***** Record list

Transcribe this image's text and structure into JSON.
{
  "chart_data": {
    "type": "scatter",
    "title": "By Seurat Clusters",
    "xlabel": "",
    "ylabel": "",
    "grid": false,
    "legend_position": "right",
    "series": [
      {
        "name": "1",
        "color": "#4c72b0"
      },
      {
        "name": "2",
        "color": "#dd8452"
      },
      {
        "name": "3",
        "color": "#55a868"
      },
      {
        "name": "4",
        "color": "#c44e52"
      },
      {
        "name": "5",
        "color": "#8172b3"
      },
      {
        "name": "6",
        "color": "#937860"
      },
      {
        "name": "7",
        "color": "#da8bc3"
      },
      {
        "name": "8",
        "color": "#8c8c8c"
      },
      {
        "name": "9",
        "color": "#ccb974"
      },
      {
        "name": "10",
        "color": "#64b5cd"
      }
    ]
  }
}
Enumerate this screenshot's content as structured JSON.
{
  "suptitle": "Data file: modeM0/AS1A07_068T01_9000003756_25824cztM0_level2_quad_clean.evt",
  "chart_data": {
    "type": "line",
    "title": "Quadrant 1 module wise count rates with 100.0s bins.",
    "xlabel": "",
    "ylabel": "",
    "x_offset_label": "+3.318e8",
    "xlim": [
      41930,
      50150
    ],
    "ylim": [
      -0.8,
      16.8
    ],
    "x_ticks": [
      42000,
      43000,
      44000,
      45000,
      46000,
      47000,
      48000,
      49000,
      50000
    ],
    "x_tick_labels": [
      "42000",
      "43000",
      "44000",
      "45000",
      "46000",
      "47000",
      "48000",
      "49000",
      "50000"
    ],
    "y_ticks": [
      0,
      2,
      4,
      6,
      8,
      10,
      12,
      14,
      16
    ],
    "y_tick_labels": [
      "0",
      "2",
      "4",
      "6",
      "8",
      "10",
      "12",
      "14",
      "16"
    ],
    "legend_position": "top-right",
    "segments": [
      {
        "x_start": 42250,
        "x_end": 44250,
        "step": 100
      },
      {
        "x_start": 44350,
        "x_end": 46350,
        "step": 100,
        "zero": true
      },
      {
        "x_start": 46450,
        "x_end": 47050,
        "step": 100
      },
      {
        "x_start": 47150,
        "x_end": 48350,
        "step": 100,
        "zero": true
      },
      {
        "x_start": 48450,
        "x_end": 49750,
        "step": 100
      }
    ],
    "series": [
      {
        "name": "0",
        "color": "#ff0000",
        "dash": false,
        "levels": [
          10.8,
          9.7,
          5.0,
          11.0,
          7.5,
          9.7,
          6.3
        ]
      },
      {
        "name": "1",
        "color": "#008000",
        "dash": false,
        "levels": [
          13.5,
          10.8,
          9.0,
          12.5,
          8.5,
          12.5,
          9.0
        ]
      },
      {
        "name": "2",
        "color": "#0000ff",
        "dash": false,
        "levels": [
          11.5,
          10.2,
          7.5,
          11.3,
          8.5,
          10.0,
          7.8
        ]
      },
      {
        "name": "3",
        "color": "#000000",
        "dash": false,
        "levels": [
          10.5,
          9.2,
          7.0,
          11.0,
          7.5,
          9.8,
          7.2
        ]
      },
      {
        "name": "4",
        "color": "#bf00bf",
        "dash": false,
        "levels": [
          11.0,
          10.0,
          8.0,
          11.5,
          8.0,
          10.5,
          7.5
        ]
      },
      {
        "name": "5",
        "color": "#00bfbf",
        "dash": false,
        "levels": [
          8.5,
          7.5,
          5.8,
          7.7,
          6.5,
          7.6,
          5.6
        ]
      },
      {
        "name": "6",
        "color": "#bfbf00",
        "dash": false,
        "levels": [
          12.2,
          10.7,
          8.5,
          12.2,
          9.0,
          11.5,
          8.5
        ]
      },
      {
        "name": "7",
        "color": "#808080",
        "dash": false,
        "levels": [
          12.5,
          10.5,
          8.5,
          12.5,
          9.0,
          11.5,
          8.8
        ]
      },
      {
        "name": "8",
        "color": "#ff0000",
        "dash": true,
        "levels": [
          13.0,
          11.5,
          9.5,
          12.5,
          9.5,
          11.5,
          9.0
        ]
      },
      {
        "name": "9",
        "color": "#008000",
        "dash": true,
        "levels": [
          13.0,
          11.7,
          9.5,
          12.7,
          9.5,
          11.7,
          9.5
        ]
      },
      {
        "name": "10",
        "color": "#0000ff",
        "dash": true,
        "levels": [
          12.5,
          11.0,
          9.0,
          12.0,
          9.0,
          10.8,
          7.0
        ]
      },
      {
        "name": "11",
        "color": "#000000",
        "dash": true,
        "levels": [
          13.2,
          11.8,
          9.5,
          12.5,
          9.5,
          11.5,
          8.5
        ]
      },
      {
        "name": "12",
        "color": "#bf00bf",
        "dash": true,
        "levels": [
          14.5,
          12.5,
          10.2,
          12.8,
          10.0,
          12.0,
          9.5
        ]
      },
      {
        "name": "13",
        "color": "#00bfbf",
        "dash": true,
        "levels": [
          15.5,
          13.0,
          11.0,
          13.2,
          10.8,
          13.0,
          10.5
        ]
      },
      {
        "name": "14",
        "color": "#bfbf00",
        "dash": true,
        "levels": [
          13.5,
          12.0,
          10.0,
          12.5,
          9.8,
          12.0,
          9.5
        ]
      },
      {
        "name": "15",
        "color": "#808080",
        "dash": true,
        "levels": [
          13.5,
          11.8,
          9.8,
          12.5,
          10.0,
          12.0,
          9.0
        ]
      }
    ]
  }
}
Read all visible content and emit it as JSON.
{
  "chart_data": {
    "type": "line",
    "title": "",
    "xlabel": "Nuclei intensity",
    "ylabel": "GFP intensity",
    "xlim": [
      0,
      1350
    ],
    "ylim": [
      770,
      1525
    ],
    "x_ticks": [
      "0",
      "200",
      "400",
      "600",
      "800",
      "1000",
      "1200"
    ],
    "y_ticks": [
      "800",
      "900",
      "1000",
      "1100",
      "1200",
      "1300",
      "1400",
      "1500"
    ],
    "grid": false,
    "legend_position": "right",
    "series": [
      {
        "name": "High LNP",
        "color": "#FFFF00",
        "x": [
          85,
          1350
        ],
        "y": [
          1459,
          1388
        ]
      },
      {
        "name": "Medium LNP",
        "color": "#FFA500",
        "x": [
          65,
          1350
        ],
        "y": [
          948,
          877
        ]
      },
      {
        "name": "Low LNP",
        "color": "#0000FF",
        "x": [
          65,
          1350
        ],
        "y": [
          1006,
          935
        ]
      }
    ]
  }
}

**********

— Problem description —
Your task is to retype all the records above with nothing left out.

— Problem solution —
Transcribe this image's text and structure into JSON.
{
  "chart_data": {
    "type": "scatter",
    "title": "By Seurat Clusters",
    "xlabel": "",
    "ylabel": "",
    "grid": false,
    "legend_position": "right",
    "series": [
      {
        "name": "1",
        "color": "#4c72b0"
      },
      {
        "name": "2",
        "color": "#dd8452"
      },
      {
        "name": "3",
        "color": "#55a868"
      },
      {
        "name": "4",
        "color": "#c44e52"
      },
      {
        "name": "5",
        "color": "#8172b3"
      },
      {
        "name": "6",
        "color": "#937860"
      },
      {
        "name": "7",
        "color": "#da8bc3"
      },
      {
        "name": "8",
        "color": "#8c8c8c"
      },
      {
        "name": "9",
        "color": "#ccb974"
      },
      {
        "name": "10",
        "color": "#64b5cd"
      }
    ]
  }
}
Enumerate this screenshot's content as structured JSON.
{
  "suptitle": "Data file: modeM0/AS1A07_068T01_9000003756_25824cztM0_level2_quad_clean.evt",
  "chart_data": {
    "type": "line",
    "title": "Quadrant 1 module wise count rates with 100.0s bins.",
    "xlabel": "",
    "ylabel": "",
    "x_offset_label": "+3.318e8",
    "xlim": [
      41930,
      50150
    ],
    "ylim": [
      -0.8,
      16.8
    ],
    "x_ticks": [
      42000,
      43000,
      44000,
      45000,
      46000,
      47000,
      48000,
      49000,
      50000
    ],
    "x_tick_labels": [
      "42000",
      "43000",
      "44000",
      "45000",
      "46000",
      "47000",
      "48000",
      "49000",
      "50000"
    ],
    "y_ticks": [
      0,
      2,
      4,
      6,
      8,
      10,
      12,
      14,
      16
    ],
    "y_tick_labels": [
      "0",
      "2",
      "4",
      "6",
      "8",
      "10",
      "12",
      "14",
      "16"
    ],
    "legend_position": "top-right",
    "segments": [
      {
        "x_start": 42250,
        "x_end": 44250,
        "step": 100
      },
      {
        "x_start": 44350,
        "x_end": 46350,
        "step": 100,
        "zero": true
      },
      {
        "x_start": 46450,
        "x_end": 47050,
        "step": 100
      },
      {
        "x_start": 47150,
        "x_end": 48350,
        "step": 100,
        "zero": true
      },
      {
        "x_start": 48450,
        "x_end": 49750,
        "step": 100
      }
    ],
    "series": [
      {
        "name": "0",
        "color": "#ff0000",
        "dash": false,
        "levels": [
          10.8,
          9.7,
          5.0,
          11.0,
          7.5,
          9.7,
          6.3
        ]
      },
      {
        "name": "1",
        "color": "#008000",
        "dash": false,
        "levels": [
          13.5,
          10.8,
          9.0,
          12.5,
          8.5,
          12.5,
          9.0
        ]
      },
      {
        "name": "2",
        "color": "#0000ff",
        "dash": false,
        "levels": [
          11.5,
          10.2,
          7.5,
          11.3,
          8.5,
          10.0,
          7.8
        ]
      },
      {
        "name": "3",
        "color": "#000000",
        "dash": false,
        "levels": [
          10.5,
          9.2,
          7.0,
          11.0,
          7.5,
          9.8,
          7.2
        ]
      },
      {
        "name": "4",
        "color": "#bf00bf",
        "dash": false,
        "levels": [
          11.0,
          10.0,
          8.0,
          11.5,
          8.0,
          10.5,
          7.5
        ]
      },
      {
        "name": "5",
        "color": "#00bfbf",
        "dash": false,
        "levels": [
          8.5,
          7.5,
          5.8,
          7.7,
          6.5,
          7.6,
          5.6
        ]
      },
      {
        "name": "6",
        "color": "#bfbf00",
        "dash": false,
        "levels": [
          12.2,
          10.7,
          8.5,
          12.2,
          9.0,
          11.5,
          8.5
        ]
      },
      {
        "name": "7",
        "color": "#808080",
        "dash": false,
        "levels": [
          12.5,
          10.5,
          8.5,
          12.5,
          9.0,
          11.5,
          8.8
        ]
      },
      {
        "name": "8",
        "color": "#ff0000",
        "dash": true,
        "levels": [
          13.0,
          11.5,
          9.5,
          12.5,
          9.5,
          11.5,
          9.0
        ]
      },
      {
        "name": "9",
        "color": "#008000",
        "dash": true,
        "levels": [
          13.0,
          11.7,
          9.5,
          12.7,
          9.5,
          11.7,
          9.5
        ]
      },
      {
        "name": "10",
        "color": "#0000ff",
        "dash": true,
        "levels": [
          12.5,
          11.0,
          9.0,
          12.0,
          9.0,
          10.8,
          7.0
        ]
      },
      {
        "name": "11",
        "color": "#000000",
        "dash": true,
        "levels": [
          13.2,
          11.8,
          9.5,
          12.5,
          9.5,
          11.5,
          8.5
        ]
      },
      {
        "name": "12",
        "color": "#bf00bf",
        "dash": true,
        "levels": [
          14.5,
          12.5,
          10.2,
          12.8,
          10.0,
          12.0,
          9.5
        ]
      },
      {
        "name": "13",
        "color": "#00bfbf",
        "dash": true,
        "levels": [
          15.5,
          13.0,
          11.0,
          13.2,
          10.8,
          13.0,
          10.5
        ]
      },
      {
        "name": "14",
        "color": "#bfbf00",
        "dash": true,
        "levels": [
          13.5,
          12.0,
          10.0,
          12.5,
          9.8,
          12.0,
          9.5
        ]
      },
      {
        "name": "15",
        "color": "#808080",
        "dash": true,
        "levels": [
          13.5,
          11.8,
          9.8,
          12.5,
          10.0,
          12.0,
          9.0
        ]
      }
    ]
  }
}
Read all visible content and emit it as JSON.
{
  "chart_data": {
    "type": "line",
    "title": "",
    "xlabel": "Nuclei intensity",
    "ylabel": "GFP intensity",
    "xlim": [
      0,
      1350
    ],
    "ylim": [
      770,
      1525
    ],
    "x_ticks": [
      "0",
      "200",
      "400",
      "600",
      "800",
      "1000",
      "1200"
    ],
    "y_ticks": [
      "800",
      "900",
      "1000",
      "1100",
      "1200",
      "1300",
      "1400",
      "1500"
    ],
    "grid": false,
    "legend_position": "right",
    "series": [
      {
        "name": "High LNP",
        "color": "#FFFF00",
        "x": [
          85,
          1350
        ],
        "y": [
          1459,
          1388
        ]
      },
      {
        "name": "Medium LNP",
        "color": "#FFA500",
        "x": [
          65,
          1350
        ],
        "y": [
          948,
          877
        ]
      },
      {
        "name": "Low LNP",
        "color": "#0000FF",
        "x": [
          65,
          1350
        ],
        "y": [
          1006,
          935
        ]
      }
    ]
  }
}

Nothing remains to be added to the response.